[Data entries for graphics]
^^^^
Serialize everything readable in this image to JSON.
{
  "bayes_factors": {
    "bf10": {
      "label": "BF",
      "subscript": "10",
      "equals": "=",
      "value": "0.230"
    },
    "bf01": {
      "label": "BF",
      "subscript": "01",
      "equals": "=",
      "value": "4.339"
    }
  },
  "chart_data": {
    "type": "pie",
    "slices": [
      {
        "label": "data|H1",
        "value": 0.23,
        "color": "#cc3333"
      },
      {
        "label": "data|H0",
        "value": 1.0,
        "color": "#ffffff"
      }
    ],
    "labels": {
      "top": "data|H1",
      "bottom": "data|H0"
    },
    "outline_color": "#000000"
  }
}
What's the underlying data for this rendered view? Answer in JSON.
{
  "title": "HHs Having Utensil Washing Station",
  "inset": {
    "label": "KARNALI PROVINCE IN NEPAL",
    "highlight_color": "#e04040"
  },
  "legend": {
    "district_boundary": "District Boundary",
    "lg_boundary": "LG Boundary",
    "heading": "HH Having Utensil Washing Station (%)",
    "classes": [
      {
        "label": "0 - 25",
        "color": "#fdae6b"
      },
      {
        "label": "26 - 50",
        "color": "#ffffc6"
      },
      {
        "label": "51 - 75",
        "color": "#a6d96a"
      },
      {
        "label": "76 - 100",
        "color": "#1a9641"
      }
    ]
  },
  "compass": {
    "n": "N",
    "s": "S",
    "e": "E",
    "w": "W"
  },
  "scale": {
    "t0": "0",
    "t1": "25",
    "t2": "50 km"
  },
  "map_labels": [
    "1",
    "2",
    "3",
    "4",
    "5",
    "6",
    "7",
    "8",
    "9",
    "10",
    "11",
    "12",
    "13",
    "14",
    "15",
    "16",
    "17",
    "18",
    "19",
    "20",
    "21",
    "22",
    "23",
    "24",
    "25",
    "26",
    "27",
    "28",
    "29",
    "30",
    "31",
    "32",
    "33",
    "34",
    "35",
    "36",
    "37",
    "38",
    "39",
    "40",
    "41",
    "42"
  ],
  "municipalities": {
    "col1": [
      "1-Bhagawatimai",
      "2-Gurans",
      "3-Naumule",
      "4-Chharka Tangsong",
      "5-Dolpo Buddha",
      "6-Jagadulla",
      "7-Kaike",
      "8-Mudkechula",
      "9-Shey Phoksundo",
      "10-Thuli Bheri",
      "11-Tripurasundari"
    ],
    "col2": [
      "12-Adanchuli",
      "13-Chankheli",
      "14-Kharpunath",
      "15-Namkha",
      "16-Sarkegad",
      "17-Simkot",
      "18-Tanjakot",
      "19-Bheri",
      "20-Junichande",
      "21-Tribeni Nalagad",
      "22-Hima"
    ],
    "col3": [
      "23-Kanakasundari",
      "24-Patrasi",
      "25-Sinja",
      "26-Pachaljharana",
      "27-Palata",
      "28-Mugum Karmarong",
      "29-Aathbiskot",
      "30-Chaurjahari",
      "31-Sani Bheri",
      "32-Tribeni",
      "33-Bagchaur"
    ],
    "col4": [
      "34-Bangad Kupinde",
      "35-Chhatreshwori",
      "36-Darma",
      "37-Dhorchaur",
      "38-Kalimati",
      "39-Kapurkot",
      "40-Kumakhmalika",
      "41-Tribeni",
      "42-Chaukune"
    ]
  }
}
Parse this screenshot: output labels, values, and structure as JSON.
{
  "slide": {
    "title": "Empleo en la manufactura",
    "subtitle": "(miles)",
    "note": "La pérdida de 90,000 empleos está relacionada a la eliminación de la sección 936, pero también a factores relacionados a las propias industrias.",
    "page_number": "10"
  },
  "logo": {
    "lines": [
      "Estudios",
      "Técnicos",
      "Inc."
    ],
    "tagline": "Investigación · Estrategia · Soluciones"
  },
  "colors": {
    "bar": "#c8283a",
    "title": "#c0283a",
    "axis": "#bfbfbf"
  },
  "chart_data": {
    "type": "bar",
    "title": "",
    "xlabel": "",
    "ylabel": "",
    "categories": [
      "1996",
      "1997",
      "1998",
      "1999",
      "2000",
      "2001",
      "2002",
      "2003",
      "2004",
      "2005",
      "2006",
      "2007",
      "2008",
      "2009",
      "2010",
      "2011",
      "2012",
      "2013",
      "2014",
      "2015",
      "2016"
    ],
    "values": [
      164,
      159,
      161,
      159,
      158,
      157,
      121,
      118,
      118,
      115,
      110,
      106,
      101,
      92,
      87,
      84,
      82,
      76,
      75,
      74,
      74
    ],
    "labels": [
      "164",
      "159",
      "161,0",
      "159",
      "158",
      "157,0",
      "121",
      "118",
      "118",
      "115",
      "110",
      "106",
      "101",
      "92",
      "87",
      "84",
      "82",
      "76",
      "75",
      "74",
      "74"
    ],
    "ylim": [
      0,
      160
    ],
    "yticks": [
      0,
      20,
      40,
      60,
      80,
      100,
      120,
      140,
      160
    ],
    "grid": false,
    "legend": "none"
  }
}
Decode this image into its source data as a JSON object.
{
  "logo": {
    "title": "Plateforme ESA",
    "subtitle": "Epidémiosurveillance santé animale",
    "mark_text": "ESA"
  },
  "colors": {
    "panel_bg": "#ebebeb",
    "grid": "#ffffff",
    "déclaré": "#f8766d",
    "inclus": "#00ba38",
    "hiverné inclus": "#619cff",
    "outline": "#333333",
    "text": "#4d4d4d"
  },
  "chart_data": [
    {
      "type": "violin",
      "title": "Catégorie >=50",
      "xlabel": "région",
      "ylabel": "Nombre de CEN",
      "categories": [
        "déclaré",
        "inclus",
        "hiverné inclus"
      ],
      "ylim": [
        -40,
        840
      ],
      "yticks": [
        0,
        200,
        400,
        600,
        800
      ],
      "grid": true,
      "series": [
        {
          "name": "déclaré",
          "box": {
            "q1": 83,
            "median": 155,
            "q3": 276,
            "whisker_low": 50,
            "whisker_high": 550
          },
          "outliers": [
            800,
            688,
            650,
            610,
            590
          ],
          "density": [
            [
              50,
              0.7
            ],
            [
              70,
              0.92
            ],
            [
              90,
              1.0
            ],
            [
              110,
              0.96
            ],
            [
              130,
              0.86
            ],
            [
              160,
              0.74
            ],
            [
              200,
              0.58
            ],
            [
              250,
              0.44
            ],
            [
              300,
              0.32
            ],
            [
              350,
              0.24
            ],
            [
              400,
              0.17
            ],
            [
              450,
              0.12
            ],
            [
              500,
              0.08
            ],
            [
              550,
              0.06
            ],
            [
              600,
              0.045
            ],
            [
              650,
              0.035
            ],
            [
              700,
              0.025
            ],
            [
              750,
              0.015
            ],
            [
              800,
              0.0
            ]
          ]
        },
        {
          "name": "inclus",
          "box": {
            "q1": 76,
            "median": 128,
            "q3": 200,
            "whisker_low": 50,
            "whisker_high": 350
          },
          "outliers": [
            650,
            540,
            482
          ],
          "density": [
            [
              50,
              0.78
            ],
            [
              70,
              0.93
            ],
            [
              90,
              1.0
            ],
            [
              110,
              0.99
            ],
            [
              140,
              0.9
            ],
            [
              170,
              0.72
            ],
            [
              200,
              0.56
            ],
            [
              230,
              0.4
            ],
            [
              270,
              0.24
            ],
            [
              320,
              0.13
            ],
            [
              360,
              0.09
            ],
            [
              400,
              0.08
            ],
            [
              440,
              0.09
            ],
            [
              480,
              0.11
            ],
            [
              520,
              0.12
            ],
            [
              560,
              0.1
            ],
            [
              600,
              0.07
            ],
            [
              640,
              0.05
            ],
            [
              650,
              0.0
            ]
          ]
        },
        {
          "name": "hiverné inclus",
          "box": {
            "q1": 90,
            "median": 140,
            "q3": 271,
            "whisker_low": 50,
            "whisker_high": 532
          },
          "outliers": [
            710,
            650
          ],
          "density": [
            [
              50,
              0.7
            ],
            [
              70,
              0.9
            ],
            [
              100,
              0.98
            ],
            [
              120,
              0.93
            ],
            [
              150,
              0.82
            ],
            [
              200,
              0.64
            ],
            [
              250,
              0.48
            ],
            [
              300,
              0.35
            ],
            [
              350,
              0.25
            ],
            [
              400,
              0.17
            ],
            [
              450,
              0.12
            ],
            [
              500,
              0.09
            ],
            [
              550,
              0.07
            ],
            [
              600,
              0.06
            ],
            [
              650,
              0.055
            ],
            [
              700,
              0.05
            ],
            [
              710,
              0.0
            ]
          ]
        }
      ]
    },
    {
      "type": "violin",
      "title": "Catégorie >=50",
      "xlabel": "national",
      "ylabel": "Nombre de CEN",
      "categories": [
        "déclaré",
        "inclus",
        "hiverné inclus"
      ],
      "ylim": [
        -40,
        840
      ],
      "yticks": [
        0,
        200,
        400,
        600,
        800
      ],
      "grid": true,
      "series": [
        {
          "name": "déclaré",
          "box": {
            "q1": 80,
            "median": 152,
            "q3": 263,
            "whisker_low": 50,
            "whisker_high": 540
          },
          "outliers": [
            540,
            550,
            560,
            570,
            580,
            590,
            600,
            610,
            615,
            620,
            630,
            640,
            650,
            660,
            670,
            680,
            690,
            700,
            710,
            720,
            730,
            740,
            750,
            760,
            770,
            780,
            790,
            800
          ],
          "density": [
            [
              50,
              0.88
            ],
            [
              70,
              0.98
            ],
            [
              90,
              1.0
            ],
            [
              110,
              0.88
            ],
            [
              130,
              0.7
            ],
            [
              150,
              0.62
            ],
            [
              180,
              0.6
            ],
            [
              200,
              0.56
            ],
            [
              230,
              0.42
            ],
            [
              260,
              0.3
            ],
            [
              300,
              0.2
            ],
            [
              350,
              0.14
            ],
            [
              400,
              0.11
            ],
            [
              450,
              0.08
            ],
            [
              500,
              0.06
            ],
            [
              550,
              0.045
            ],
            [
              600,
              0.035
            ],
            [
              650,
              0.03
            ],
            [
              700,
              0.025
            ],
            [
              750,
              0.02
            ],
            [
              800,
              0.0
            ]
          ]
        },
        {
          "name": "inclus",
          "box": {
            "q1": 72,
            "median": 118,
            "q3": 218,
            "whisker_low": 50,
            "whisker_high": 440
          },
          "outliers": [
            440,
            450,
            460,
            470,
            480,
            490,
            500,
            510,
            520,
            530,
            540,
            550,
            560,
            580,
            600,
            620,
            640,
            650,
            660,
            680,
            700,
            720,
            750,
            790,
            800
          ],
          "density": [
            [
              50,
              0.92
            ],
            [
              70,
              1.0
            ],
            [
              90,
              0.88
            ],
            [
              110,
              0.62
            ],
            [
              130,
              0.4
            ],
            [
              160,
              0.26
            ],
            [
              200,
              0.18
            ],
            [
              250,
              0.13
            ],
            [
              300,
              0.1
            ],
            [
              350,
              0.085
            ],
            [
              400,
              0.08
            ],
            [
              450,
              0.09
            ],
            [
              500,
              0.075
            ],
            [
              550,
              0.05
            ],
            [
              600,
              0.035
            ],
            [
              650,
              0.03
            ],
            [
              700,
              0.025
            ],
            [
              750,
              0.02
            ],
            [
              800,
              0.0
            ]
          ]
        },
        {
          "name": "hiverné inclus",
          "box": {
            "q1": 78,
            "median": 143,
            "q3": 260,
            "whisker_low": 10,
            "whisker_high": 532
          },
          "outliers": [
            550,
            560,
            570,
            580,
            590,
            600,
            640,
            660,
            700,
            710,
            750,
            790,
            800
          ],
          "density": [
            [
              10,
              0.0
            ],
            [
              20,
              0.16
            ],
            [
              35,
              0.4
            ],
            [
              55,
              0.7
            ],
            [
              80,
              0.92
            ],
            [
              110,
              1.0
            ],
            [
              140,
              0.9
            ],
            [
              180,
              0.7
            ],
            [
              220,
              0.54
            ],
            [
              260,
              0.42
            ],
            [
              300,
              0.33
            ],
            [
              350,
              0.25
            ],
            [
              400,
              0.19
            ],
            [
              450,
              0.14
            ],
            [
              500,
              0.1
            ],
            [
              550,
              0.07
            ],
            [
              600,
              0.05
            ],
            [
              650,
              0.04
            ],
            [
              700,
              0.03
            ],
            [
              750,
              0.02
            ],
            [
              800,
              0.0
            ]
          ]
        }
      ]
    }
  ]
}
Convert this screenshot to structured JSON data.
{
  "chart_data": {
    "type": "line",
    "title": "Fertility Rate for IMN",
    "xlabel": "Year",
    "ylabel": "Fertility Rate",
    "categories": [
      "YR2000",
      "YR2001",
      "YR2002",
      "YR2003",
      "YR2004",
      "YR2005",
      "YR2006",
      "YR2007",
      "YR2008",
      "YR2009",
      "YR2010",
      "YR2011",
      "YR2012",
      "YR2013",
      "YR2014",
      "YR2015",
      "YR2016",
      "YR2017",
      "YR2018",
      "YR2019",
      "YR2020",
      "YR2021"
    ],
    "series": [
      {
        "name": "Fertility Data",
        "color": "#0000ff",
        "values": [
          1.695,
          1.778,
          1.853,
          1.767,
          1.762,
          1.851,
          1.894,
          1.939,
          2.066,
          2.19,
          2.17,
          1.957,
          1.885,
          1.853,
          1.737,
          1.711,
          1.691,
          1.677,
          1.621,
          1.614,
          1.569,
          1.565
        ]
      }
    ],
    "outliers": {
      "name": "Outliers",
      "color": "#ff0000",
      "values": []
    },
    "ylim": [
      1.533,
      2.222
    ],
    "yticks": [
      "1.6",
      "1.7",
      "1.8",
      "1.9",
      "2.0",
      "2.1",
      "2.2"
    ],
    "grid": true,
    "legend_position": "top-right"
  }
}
^^^^
What you need to do => Say how many lines of the listing above contain "ylabel", with no other words.

Completed task => 4